Source material:
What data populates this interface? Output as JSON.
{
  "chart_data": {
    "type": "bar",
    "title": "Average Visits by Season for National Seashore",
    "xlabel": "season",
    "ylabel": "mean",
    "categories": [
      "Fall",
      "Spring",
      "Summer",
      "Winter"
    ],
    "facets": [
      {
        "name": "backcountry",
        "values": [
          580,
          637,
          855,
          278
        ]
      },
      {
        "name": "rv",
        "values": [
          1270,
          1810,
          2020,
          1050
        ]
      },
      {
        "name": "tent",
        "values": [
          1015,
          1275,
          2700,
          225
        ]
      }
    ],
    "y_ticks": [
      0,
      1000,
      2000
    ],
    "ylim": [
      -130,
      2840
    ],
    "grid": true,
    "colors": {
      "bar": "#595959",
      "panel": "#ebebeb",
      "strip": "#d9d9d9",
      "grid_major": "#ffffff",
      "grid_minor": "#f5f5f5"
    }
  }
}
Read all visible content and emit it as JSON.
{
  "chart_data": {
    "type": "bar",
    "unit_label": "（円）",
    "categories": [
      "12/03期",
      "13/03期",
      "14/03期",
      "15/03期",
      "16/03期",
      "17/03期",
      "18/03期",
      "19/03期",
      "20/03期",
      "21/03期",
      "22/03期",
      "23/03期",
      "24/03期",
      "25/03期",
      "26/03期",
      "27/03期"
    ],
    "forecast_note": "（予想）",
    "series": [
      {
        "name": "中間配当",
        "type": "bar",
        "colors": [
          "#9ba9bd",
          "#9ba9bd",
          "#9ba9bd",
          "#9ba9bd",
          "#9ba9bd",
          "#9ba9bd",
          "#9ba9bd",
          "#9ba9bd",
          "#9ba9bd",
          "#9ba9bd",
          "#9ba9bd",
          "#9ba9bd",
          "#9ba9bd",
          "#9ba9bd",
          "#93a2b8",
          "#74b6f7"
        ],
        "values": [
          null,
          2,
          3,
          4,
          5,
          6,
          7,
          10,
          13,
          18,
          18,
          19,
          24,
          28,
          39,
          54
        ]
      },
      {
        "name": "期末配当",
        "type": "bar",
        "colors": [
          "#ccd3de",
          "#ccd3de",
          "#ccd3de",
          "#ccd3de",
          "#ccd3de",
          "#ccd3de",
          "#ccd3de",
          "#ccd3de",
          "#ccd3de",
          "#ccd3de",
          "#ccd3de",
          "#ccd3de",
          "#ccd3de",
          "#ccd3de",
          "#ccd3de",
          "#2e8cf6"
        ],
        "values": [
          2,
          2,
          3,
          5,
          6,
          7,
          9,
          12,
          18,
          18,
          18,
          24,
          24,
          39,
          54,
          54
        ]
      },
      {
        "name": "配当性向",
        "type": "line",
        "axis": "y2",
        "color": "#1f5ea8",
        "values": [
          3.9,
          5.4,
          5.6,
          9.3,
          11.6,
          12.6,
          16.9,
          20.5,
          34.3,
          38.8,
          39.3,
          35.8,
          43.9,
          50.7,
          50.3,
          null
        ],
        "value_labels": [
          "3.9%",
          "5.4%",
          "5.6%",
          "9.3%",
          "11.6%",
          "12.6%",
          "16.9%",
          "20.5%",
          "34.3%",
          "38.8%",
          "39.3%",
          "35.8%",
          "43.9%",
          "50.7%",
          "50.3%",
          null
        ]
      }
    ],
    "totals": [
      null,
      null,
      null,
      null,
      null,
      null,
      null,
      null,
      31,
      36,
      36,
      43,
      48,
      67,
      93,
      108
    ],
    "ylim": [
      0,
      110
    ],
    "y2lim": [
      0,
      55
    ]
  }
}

Task brief: Extract all of the data exactly as written.

Output for this exercise:
What data populates this interface? Output as JSON.
{
  "chart_data": {
    "type": "bar",
    "title": "Average Visits by Season for National Seashore",
    "xlabel": "season",
    "ylabel": "mean",
    "categories": [
      "Fall",
      "Spring",
      "Summer",
      "Winter"
    ],
    "facets": [
      {
        "name": "backcountry",
        "values": [
          580,
          637,
          855,
          278
        ]
      },
      {
        "name": "rv",
        "values": [
          1270,
          1810,
          2020,
          1050
        ]
      },
      {
        "name": "tent",
        "values": [
          1015,
          1275,
          2700,
          225
        ]
      }
    ],
    "y_ticks": [
      0,
      1000,
      2000
    ],
    "ylim": [
      -130,
      2840
    ],
    "grid": true,
    "colors": {
      "bar": "#595959",
      "panel": "#ebebeb",
      "strip": "#d9d9d9",
      "grid_major": "#ffffff",
      "grid_minor": "#f5f5f5"
    }
  }
}
Read all visible content and emit it as JSON.
{
  "chart_data": {
    "type": "bar",
    "unit_label": "（円）",
    "categories": [
      "12/03期",
      "13/03期",
      "14/03期",
      "15/03期",
      "16/03期",
      "17/03期",
      "18/03期",
      "19/03期",
      "20/03期",
      "21/03期",
      "22/03期",
      "23/03期",
      "24/03期",
      "25/03期",
      "26/03期",
      "27/03期"
    ],
    "forecast_note": "（予想）",
    "series": [
      {
        "name": "中間配当",
        "type": "bar",
        "colors": [
          "#9ba9bd",
          "#9ba9bd",
          "#9ba9bd",
          "#9ba9bd",
          "#9ba9bd",
          "#9ba9bd",
          "#9ba9bd",
          "#9ba9bd",
          "#9ba9bd",
          "#9ba9bd",
          "#9ba9bd",
          "#9ba9bd",
          "#9ba9bd",
          "#9ba9bd",
          "#93a2b8",
          "#74b6f7"
        ],
        "values": [
          null,
          2,
          3,
          4,
          5,
          6,
          7,
          10,
          13,
          18,
          18,
          19,
          24,
          28,
          39,
          54
        ]
      },
      {
        "name": "期末配当",
        "type": "bar",
        "colors": [
          "#ccd3de",
          "#ccd3de",
          "#ccd3de",
          "#ccd3de",
          "#ccd3de",
          "#ccd3de",
          "#ccd3de",
          "#ccd3de",
          "#ccd3de",
          "#ccd3de",
          "#ccd3de",
          "#ccd3de",
          "#ccd3de",
          "#ccd3de",
          "#ccd3de",
          "#2e8cf6"
        ],
        "values": [
          2,
          2,
          3,
          5,
          6,
          7,
          9,
          12,
          18,
          18,
          18,
          24,
          24,
          39,
          54,
          54
        ]
      },
      {
        "name": "配当性向",
        "type": "line",
        "axis": "y2",
        "color": "#1f5ea8",
        "values": [
          3.9,
          5.4,
          5.6,
          9.3,
          11.6,
          12.6,
          16.9,
          20.5,
          34.3,
          38.8,
          39.3,
          35.8,
          43.9,
          50.7,
          50.3,
          null
        ],
        "value_labels": [
          "3.9%",
          "5.4%",
          "5.6%",
          "9.3%",
          "11.6%",
          "12.6%",
          "16.9%",
          "20.5%",
          "34.3%",
          "38.8%",
          "39.3%",
          "35.8%",
          "43.9%",
          "50.7%",
          "50.3%",
          null
        ]
      }
    ],
    "totals": [
      null,
      null,
      null,
      null,
      null,
      null,
      null,
      null,
      31,
      36,
      36,
      43,
      48,
      67,
      93,
      108
    ],
    "ylim": [
      0,
      110
    ],
    "y2lim": [
      0,
      55
    ]
  }
}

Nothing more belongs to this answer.